Data entries:
########################################
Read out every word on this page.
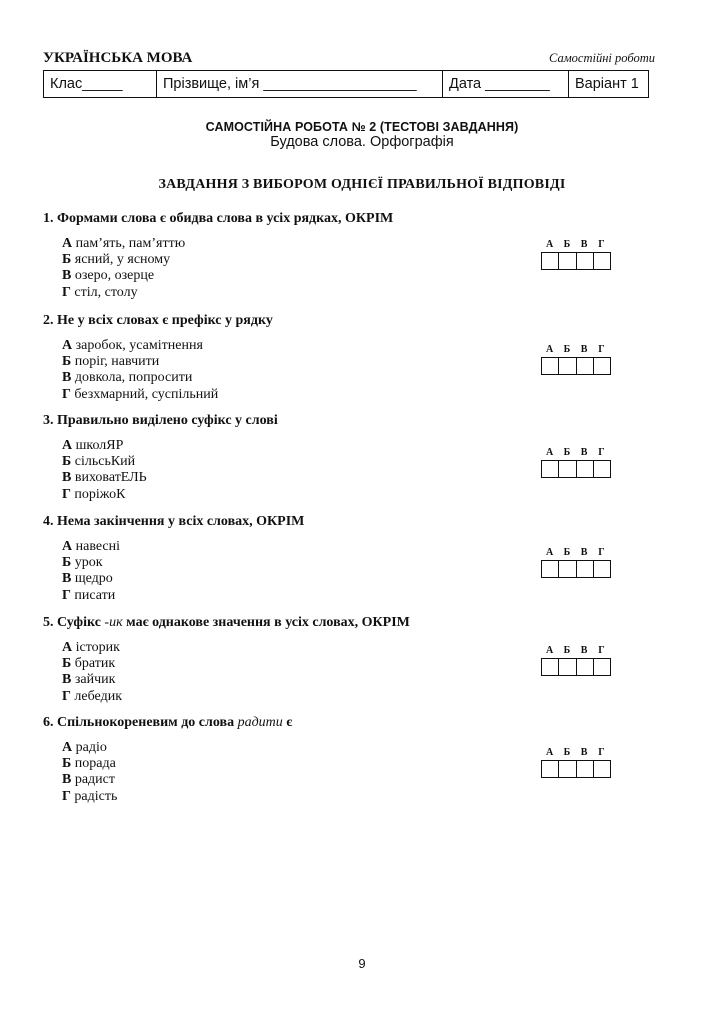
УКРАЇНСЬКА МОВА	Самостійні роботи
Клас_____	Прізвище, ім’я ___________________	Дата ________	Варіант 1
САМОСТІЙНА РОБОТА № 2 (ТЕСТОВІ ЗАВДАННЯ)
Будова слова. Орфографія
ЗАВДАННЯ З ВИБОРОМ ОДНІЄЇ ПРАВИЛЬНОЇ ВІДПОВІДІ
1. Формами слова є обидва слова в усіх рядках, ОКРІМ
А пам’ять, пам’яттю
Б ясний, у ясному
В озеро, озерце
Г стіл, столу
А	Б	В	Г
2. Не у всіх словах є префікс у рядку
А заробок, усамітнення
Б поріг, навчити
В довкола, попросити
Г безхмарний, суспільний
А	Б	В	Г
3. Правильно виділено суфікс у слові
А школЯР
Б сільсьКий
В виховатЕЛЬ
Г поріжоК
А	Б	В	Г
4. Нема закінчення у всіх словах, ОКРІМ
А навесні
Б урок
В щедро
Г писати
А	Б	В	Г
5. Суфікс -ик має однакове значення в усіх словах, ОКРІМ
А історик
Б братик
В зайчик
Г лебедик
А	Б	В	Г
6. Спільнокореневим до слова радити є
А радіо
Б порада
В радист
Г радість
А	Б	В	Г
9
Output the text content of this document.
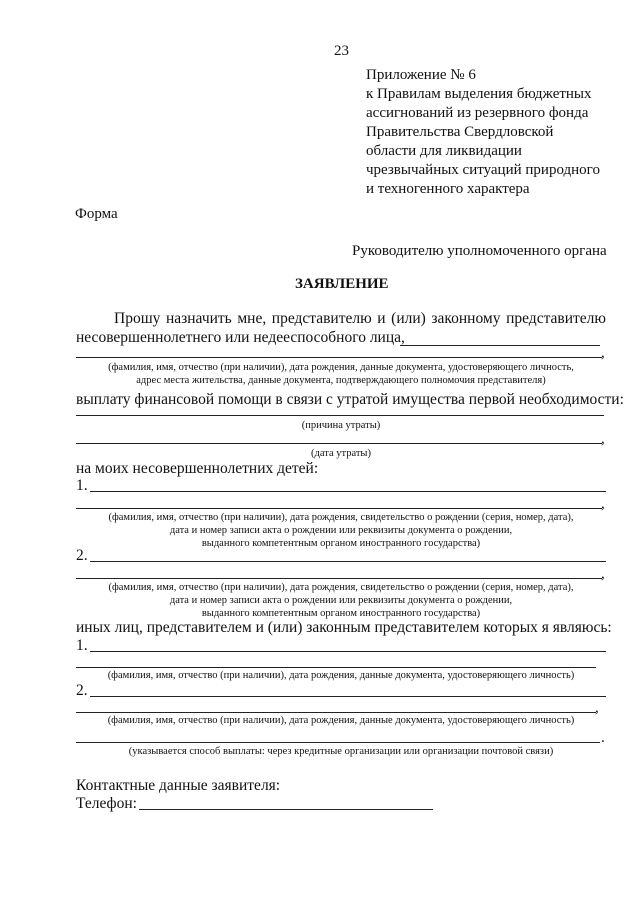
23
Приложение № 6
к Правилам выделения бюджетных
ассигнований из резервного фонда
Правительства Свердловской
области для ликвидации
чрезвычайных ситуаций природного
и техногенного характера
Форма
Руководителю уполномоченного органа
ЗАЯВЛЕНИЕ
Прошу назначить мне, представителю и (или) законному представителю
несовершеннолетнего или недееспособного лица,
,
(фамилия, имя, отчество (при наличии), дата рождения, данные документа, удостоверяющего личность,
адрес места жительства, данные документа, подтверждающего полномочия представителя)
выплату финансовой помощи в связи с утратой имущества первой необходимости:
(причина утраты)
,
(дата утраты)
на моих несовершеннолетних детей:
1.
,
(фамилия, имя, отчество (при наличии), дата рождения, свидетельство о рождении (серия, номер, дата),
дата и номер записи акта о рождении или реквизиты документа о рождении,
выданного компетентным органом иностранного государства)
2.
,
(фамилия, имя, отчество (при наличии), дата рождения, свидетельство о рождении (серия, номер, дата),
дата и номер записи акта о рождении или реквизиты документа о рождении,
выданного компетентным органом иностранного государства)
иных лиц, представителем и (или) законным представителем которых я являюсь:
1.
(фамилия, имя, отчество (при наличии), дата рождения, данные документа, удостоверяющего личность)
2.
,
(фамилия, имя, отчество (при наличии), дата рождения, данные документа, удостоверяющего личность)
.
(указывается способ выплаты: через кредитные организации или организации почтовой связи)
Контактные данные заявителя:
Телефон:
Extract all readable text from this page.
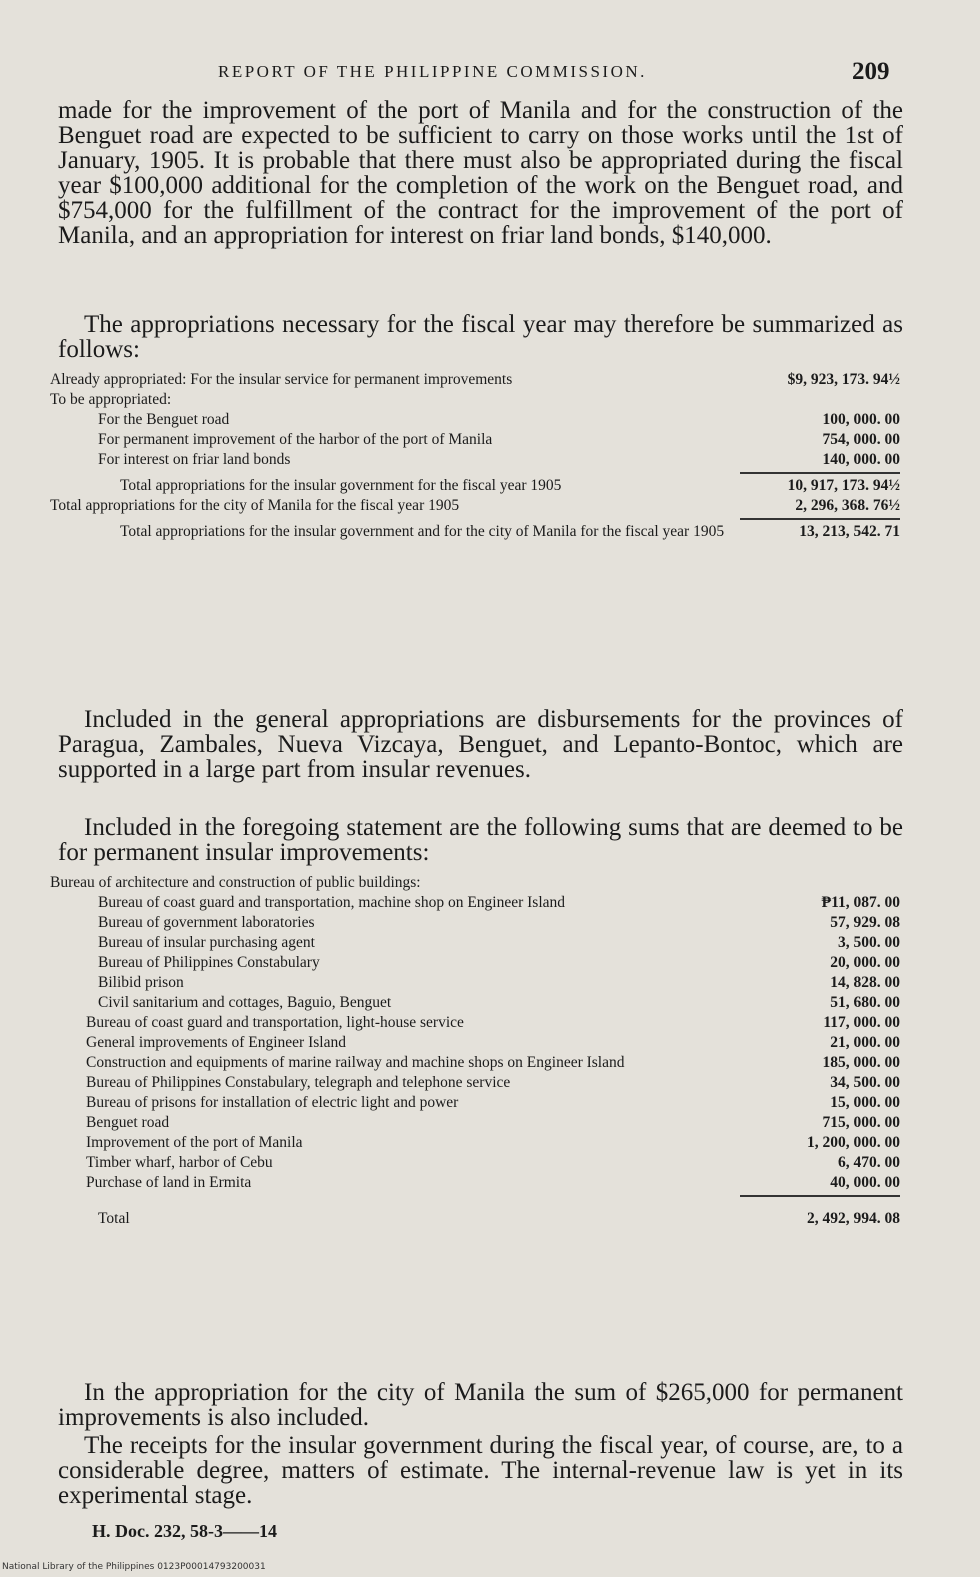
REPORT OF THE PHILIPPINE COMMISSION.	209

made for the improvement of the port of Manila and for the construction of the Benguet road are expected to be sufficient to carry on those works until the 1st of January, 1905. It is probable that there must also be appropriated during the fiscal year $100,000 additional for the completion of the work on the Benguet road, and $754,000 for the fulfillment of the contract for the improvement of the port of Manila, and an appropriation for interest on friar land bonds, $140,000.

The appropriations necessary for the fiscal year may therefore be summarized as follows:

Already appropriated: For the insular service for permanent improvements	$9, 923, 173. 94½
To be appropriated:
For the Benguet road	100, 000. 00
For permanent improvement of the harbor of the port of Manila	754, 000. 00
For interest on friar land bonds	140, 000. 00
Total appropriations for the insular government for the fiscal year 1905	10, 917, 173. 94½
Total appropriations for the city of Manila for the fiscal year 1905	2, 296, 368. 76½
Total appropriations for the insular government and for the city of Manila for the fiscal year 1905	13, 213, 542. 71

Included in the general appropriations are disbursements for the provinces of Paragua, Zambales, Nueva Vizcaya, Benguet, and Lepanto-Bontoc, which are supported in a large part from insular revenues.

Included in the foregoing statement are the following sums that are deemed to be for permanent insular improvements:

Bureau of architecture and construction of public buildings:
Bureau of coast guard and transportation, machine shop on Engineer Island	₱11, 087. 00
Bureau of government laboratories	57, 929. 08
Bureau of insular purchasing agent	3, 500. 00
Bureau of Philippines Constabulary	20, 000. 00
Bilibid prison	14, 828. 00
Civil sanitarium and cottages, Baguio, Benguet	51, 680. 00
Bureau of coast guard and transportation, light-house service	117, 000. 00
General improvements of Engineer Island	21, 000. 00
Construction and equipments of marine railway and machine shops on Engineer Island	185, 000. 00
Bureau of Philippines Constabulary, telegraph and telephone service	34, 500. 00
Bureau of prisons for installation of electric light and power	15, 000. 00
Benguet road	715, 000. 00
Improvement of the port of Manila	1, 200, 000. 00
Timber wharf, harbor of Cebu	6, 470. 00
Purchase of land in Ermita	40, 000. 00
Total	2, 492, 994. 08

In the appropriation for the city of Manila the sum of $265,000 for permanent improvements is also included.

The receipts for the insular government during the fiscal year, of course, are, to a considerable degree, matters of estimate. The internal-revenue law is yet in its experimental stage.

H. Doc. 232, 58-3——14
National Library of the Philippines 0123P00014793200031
########################################
EXERCISE DESCRIPTION = Using the records given above, list every line that includes the word "связи".

ANSWER TO THE PROBLEM =
выплату финансовой помощи в связи с утратой имущества первой необходимости:
(указывается способ выплаты: через кредитные организации или организации почтовой связи)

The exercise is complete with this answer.